Check each line of the records below and collect those holding "marcado".

**Working data:**
↓
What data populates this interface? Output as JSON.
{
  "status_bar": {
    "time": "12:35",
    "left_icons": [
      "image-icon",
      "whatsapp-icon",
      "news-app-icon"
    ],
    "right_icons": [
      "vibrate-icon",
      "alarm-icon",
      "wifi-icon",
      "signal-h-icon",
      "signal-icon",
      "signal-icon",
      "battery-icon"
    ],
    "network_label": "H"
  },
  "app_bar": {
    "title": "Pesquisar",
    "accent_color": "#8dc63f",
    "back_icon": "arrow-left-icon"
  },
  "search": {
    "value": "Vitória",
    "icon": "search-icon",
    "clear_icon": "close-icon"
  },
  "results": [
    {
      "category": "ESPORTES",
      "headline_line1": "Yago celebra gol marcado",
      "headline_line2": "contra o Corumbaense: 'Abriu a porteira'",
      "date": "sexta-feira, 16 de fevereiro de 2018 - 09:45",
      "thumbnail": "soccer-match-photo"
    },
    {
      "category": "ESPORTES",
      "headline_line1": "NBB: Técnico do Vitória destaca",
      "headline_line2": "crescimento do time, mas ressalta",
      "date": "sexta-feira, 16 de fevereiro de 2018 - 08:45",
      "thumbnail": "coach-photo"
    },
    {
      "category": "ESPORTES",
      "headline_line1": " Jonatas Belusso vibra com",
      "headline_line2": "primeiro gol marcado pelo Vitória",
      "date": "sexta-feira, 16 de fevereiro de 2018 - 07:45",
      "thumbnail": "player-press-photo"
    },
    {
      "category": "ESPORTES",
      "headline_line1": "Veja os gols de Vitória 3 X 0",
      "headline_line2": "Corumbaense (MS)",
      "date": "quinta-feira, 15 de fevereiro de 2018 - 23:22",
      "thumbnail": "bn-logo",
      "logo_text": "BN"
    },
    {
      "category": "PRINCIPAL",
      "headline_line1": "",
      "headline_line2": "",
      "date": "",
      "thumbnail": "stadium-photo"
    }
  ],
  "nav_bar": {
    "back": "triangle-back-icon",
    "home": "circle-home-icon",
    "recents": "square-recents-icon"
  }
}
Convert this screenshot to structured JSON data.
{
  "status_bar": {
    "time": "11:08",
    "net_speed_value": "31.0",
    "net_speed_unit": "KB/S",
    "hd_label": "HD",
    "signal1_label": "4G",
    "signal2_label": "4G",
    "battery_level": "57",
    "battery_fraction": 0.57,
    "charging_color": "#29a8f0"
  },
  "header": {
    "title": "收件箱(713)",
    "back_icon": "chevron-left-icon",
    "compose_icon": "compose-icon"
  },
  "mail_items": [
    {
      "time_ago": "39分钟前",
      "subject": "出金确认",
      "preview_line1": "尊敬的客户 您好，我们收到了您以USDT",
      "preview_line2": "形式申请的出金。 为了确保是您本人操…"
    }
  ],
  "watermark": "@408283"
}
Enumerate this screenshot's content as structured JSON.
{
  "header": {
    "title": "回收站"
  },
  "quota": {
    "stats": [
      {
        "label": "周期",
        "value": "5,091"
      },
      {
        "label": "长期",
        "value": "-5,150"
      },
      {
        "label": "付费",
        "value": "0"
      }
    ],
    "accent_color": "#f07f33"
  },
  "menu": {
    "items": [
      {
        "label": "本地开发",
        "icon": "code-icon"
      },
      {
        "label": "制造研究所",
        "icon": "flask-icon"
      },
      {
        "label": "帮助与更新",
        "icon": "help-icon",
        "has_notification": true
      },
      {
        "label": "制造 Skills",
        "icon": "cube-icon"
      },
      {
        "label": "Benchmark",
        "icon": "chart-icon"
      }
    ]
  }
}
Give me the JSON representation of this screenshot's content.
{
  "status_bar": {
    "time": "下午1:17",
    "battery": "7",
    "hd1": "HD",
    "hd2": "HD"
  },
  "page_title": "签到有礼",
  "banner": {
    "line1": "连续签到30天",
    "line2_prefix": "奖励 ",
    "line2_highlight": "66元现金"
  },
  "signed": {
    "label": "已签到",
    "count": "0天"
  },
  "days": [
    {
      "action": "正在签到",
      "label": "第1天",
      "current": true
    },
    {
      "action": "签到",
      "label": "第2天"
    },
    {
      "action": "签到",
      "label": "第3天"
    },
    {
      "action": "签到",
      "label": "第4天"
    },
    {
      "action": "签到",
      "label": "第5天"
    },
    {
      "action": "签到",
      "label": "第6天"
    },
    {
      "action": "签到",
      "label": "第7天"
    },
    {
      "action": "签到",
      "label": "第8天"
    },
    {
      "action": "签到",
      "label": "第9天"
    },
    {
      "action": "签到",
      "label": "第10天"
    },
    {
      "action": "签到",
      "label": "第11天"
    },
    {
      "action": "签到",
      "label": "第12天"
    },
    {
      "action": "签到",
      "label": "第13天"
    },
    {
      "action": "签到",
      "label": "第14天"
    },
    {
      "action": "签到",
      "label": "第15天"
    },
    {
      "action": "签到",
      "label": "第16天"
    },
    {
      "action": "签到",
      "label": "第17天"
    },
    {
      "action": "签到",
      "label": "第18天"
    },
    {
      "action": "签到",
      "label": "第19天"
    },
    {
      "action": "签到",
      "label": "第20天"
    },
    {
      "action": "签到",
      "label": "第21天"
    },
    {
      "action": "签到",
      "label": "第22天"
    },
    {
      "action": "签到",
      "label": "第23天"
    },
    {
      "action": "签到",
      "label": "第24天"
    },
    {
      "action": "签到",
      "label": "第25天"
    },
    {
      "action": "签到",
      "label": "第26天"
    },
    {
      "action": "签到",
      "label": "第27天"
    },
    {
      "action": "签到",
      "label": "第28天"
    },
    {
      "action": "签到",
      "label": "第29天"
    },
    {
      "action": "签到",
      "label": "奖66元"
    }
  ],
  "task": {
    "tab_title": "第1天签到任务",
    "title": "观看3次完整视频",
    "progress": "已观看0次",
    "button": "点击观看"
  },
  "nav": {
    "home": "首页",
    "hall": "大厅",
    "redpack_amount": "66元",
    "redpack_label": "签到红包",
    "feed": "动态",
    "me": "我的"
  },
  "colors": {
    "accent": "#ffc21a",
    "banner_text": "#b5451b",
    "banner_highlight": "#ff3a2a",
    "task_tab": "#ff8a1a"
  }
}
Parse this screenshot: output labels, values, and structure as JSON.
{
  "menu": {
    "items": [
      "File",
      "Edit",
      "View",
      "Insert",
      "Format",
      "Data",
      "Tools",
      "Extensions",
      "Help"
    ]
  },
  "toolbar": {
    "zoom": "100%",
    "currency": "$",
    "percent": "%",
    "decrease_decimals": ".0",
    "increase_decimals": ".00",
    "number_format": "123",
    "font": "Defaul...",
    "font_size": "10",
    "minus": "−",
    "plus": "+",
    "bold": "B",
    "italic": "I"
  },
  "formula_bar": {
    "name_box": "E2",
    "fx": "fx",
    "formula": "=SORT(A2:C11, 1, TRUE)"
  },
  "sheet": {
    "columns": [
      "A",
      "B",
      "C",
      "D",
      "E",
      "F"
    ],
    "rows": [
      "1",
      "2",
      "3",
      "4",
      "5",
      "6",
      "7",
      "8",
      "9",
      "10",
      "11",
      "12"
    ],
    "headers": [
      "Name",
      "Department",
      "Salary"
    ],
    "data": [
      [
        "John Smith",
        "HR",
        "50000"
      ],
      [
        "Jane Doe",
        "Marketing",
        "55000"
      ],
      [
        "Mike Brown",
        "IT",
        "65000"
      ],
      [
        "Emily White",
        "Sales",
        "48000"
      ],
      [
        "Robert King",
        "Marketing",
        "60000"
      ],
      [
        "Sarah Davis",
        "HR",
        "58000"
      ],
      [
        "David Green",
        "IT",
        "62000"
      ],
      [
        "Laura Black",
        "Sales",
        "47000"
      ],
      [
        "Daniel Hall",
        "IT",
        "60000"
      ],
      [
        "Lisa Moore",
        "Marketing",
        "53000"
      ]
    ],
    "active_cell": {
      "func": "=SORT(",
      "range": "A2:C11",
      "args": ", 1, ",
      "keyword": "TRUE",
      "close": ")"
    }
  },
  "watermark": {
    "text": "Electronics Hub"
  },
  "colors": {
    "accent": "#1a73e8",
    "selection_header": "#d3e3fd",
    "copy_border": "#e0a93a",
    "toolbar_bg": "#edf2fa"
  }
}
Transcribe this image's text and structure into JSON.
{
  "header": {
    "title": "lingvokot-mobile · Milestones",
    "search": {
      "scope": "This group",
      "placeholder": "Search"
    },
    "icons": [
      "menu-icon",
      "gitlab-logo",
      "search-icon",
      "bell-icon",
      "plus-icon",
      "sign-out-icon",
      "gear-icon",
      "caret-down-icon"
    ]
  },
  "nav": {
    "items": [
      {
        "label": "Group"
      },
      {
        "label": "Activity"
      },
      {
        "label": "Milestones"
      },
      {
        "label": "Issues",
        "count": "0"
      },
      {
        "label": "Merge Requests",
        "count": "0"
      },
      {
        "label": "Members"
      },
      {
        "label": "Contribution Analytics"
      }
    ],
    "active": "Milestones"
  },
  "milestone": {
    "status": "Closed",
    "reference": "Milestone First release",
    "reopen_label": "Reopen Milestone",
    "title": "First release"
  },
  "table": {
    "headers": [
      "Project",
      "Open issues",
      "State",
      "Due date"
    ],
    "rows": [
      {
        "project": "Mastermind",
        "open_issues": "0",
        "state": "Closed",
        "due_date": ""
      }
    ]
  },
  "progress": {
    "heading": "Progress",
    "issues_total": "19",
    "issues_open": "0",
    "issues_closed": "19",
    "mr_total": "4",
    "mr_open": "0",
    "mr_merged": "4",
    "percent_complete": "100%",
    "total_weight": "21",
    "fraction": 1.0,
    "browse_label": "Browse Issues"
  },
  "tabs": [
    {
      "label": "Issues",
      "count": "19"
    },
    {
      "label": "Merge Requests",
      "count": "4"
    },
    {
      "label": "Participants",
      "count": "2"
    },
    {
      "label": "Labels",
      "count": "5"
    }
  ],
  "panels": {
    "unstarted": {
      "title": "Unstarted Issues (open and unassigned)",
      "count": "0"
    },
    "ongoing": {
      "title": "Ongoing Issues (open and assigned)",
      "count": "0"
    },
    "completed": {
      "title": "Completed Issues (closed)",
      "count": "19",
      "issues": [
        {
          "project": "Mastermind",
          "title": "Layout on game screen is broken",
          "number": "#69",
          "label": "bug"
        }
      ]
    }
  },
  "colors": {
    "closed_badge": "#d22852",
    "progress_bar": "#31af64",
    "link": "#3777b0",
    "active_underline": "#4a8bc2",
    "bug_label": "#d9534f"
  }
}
↑
**Output below:**
      "headline_line1": "Yago celebra gol marcado",
      "headline_line2": "primeiro gol marcado pelo Vitória",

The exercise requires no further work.